## Stated task
Your task is to repeat all of the material exactly.

** BEGIN Information shown **

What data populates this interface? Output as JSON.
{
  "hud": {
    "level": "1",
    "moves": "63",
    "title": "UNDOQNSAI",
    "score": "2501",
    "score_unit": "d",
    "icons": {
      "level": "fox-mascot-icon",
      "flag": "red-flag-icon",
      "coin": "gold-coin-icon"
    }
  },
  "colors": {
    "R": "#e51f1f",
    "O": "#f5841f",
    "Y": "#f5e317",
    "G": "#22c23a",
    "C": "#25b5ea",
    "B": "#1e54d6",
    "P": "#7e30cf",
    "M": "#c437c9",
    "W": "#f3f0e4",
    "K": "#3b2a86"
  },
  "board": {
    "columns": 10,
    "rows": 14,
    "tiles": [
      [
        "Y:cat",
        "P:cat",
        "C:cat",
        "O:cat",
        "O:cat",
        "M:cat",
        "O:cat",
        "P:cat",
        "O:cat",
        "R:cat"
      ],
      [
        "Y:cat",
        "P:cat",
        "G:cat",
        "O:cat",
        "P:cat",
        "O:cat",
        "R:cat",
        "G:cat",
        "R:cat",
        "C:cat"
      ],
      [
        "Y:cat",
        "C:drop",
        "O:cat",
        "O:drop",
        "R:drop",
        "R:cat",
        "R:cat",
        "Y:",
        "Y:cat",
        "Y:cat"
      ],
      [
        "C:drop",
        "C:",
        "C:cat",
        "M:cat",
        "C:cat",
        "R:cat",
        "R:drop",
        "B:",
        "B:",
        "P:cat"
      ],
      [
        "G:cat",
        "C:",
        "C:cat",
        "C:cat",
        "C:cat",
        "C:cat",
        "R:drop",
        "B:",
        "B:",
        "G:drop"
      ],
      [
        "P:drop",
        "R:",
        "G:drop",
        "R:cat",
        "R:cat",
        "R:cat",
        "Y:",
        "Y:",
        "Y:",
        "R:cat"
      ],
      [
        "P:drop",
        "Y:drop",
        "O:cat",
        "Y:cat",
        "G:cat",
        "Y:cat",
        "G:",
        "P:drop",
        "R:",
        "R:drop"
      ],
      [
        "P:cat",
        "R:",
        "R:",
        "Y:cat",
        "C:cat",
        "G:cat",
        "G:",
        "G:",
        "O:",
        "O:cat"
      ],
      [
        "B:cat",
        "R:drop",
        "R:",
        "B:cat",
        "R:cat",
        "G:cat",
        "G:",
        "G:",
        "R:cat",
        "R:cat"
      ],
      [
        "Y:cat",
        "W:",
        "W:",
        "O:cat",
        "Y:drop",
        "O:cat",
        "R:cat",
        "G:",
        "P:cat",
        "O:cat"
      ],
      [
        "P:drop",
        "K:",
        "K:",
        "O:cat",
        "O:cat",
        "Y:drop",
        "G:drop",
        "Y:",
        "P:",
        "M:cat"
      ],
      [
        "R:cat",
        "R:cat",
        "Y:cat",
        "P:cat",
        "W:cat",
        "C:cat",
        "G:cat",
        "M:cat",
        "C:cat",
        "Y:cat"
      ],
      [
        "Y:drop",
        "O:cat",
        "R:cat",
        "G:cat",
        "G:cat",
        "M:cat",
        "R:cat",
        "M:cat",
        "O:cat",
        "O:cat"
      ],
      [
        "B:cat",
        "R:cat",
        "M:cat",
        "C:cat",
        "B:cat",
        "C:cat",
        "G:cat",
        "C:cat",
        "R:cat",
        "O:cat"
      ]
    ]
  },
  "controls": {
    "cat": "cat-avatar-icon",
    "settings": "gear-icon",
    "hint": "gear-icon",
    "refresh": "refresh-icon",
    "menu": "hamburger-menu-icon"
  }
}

** END Information shown **

## Solution
What data populates this interface? Output as JSON.
{
  "hud": {
    "level": "1",
    "moves": "63",
    "title": "UNDOQNSAI",
    "score": "2501",
    "score_unit": "d",
    "icons": {
      "level": "fox-mascot-icon",
      "flag": "red-flag-icon",
      "coin": "gold-coin-icon"
    }
  },
  "colors": {
    "R": "#e51f1f",
    "O": "#f5841f",
    "Y": "#f5e317",
    "G": "#22c23a",
    "C": "#25b5ea",
    "B": "#1e54d6",
    "P": "#7e30cf",
    "M": "#c437c9",
    "W": "#f3f0e4",
    "K": "#3b2a86"
  },
  "board": {
    "columns": 10,
    "rows": 14,
    "tiles": [
      [
        "Y:cat",
        "P:cat",
        "C:cat",
        "O:cat",
        "O:cat",
        "M:cat",
        "O:cat",
        "P:cat",
        "O:cat",
        "R:cat"
      ],
      [
        "Y:cat",
        "P:cat",
        "G:cat",
        "O:cat",
        "P:cat",
        "O:cat",
        "R:cat",
        "G:cat",
        "R:cat",
        "C:cat"
      ],
      [
        "Y:cat",
        "C:drop",
        "O:cat",
        "O:drop",
        "R:drop",
        "R:cat",
        "R:cat",
        "Y:",
        "Y:cat",
        "Y:cat"
      ],
      [
        "C:drop",
        "C:",
        "C:cat",
        "M:cat",
        "C:cat",
        "R:cat",
        "R:drop",
        "B:",
        "B:",
        "P:cat"
      ],
      [
        "G:cat",
        "C:",
        "C:cat",
        "C:cat",
        "C:cat",
        "C:cat",
        "R:drop",
        "B:",
        "B:",
        "G:drop"
      ],
      [
        "P:drop",
        "R:",
        "G:drop",
        "R:cat",
        "R:cat",
        "R:cat",
        "Y:",
        "Y:",
        "Y:",
        "R:cat"
      ],
      [
        "P:drop",
        "Y:drop",
        "O:cat",
        "Y:cat",
        "G:cat",
        "Y:cat",
        "G:",
        "P:drop",
        "R:",
        "R:drop"
      ],
      [
        "P:cat",
        "R:",
        "R:",
        "Y:cat",
        "C:cat",
        "G:cat",
        "G:",
        "G:",
        "O:",
        "O:cat"
      ],
      [
        "B:cat",
        "R:drop",
        "R:",
        "B:cat",
        "R:cat",
        "G:cat",
        "G:",
        "G:",
        "R:cat",
        "R:cat"
      ],
      [
        "Y:cat",
        "W:",
        "W:",
        "O:cat",
        "Y:drop",
        "O:cat",
        "R:cat",
        "G:",
        "P:cat",
        "O:cat"
      ],
      [
        "P:drop",
        "K:",
        "K:",
        "O:cat",
        "O:cat",
        "Y:drop",
        "G:drop",
        "Y:",
        "P:",
        "M:cat"
      ],
      [
        "R:cat",
        "R:cat",
        "Y:cat",
        "P:cat",
        "W:cat",
        "C:cat",
        "G:cat",
        "M:cat",
        "C:cat",
        "Y:cat"
      ],
      [
        "Y:drop",
        "O:cat",
        "R:cat",
        "G:cat",
        "G:cat",
        "M:cat",
        "R:cat",
        "M:cat",
        "O:cat",
        "O:cat"
      ],
      [
        "B:cat",
        "R:cat",
        "M:cat",
        "C:cat",
        "B:cat",
        "C:cat",
        "G:cat",
        "C:cat",
        "R:cat",
        "O:cat"
      ]
    ]
  },
  "controls": {
    "cat": "cat-avatar-icon",
    "settings": "gear-icon",
    "hint": "gear-icon",
    "refresh": "refresh-icon",
    "menu": "hamburger-menu-icon"
  }
}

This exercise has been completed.